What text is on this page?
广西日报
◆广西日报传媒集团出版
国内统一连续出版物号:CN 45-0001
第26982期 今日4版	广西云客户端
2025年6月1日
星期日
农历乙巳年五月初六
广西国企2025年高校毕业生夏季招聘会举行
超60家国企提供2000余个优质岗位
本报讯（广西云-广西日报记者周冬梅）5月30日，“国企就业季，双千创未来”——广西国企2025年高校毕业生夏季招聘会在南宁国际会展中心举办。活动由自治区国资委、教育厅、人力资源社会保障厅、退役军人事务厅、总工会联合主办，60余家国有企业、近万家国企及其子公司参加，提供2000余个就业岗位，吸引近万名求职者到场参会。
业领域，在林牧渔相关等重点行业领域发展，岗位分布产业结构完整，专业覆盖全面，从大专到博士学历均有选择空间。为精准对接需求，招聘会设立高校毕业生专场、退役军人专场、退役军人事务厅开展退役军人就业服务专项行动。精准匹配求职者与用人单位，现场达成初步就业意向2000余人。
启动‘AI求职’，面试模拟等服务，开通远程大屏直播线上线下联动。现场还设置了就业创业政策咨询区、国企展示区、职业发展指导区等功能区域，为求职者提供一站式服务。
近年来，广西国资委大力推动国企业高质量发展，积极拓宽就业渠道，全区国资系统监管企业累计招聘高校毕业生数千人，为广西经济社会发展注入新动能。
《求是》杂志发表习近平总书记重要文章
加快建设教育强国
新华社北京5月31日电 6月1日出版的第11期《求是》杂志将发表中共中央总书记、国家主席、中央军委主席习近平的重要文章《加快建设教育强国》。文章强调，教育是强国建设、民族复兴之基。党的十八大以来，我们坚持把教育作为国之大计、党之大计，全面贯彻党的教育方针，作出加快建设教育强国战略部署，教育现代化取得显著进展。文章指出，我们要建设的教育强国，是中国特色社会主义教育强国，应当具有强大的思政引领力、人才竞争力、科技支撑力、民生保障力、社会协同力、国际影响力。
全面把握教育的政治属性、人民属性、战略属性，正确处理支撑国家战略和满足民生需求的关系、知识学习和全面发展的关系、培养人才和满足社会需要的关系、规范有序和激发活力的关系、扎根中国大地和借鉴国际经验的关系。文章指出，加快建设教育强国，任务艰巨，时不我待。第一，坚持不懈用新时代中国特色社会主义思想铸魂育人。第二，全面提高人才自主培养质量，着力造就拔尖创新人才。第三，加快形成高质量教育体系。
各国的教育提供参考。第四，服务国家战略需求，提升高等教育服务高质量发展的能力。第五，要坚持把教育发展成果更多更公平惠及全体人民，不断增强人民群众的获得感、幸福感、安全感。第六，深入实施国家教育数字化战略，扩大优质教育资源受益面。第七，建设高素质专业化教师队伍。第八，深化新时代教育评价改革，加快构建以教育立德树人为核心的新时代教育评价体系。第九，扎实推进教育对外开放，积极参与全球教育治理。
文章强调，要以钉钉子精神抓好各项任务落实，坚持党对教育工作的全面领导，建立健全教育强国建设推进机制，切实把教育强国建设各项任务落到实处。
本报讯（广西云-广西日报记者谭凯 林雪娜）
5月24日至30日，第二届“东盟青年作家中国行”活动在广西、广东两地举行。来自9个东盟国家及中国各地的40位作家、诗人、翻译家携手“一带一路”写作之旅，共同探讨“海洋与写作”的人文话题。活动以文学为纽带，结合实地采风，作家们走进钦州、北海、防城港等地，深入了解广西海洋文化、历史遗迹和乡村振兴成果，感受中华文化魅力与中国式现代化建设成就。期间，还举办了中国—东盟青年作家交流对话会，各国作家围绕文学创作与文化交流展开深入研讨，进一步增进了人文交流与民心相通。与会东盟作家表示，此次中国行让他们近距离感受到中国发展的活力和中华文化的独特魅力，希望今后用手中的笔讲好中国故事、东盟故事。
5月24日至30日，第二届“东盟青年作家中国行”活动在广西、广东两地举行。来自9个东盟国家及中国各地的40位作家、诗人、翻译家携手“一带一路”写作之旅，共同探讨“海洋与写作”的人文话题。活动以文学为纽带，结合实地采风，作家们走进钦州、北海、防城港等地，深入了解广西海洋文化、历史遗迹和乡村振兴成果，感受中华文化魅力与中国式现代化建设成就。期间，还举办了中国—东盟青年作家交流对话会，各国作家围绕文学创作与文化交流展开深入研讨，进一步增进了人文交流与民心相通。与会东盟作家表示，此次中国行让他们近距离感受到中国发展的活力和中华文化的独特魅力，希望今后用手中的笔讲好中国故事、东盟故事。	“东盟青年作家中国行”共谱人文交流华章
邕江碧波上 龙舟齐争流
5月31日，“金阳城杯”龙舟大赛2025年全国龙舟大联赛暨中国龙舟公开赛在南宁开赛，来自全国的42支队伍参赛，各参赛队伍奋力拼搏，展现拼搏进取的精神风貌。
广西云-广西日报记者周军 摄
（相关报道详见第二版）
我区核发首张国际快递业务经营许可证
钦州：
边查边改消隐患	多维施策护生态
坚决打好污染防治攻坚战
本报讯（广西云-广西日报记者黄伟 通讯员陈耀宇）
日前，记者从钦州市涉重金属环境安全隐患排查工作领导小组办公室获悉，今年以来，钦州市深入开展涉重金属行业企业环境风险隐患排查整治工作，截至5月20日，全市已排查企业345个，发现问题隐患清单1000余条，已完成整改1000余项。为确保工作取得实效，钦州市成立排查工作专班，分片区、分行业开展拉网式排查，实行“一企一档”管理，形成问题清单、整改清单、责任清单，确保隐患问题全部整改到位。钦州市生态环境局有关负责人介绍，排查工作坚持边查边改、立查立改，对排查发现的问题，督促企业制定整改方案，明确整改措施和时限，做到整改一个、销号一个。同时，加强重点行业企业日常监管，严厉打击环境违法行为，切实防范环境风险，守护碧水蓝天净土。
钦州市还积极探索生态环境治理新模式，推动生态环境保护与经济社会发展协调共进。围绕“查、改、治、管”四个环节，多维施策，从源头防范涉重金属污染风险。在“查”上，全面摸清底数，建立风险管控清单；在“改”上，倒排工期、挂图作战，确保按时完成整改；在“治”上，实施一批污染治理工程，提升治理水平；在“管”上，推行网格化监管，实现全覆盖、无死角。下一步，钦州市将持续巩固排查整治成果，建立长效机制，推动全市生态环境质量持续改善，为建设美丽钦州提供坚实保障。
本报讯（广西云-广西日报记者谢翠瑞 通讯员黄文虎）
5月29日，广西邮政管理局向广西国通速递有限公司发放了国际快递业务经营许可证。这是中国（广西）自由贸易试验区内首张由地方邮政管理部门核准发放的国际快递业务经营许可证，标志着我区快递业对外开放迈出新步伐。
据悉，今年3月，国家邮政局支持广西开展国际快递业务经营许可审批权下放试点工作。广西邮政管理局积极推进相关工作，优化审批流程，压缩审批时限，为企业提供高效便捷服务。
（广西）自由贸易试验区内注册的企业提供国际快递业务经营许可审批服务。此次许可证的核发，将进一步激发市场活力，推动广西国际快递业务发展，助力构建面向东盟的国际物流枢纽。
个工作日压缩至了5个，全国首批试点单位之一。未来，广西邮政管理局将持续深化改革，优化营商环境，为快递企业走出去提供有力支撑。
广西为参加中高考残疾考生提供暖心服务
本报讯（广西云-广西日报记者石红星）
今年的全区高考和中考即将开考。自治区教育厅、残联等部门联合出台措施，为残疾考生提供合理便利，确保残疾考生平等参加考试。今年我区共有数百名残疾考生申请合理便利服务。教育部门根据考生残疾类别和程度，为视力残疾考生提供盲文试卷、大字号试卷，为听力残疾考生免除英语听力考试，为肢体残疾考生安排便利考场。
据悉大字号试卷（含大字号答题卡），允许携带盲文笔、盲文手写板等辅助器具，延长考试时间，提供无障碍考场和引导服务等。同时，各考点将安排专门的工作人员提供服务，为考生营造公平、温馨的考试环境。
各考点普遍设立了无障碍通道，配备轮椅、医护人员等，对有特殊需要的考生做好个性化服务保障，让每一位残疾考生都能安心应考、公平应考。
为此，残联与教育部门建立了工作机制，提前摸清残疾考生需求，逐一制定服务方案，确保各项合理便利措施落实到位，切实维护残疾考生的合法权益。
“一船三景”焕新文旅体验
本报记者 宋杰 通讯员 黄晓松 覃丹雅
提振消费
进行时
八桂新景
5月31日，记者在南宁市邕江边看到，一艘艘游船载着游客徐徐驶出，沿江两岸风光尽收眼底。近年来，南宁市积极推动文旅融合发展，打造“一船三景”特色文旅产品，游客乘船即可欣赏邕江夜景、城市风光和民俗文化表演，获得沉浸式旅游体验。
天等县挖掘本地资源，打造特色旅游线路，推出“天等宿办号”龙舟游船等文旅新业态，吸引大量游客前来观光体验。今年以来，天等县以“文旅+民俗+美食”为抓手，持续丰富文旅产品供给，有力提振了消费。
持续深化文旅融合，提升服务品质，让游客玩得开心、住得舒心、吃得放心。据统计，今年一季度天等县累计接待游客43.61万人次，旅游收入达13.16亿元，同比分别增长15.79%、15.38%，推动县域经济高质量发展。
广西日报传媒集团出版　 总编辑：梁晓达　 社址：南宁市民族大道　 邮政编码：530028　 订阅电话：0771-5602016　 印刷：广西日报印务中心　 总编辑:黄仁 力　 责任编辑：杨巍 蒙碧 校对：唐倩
-.-.-
*What you need to do:*
In the entries above, find each line with the word "文章强调" and copy it.

*Expected answer:*
新华社北京5月31日电 6月1日出版的第11期《求是》杂志将发表中共中央总书记、国家主席、中央军委主席习近平的重要文章《加快建设教育强国》。文章强调，教育是强国建设、民族复兴之基。党的十八大以来，我们坚持把教育作为国之大计、党之大计，全面贯彻党的教育方针，作出加快建设教育强国战略部署，教育现代化取得显著进展。文章指出，我们要建设的教育强国，是中国特色社会主义教育强国，应当具有强大的思政引领力、人才竞争力、科技支撑力、民生保障力、社会协同力、国际影响力。
文章强调，要以钉钉子精神抓好各项任务落实，坚持党对教育工作的全面领导，建立健全教育强国建设推进机制，切实把教育强国建设各项任务落到实处。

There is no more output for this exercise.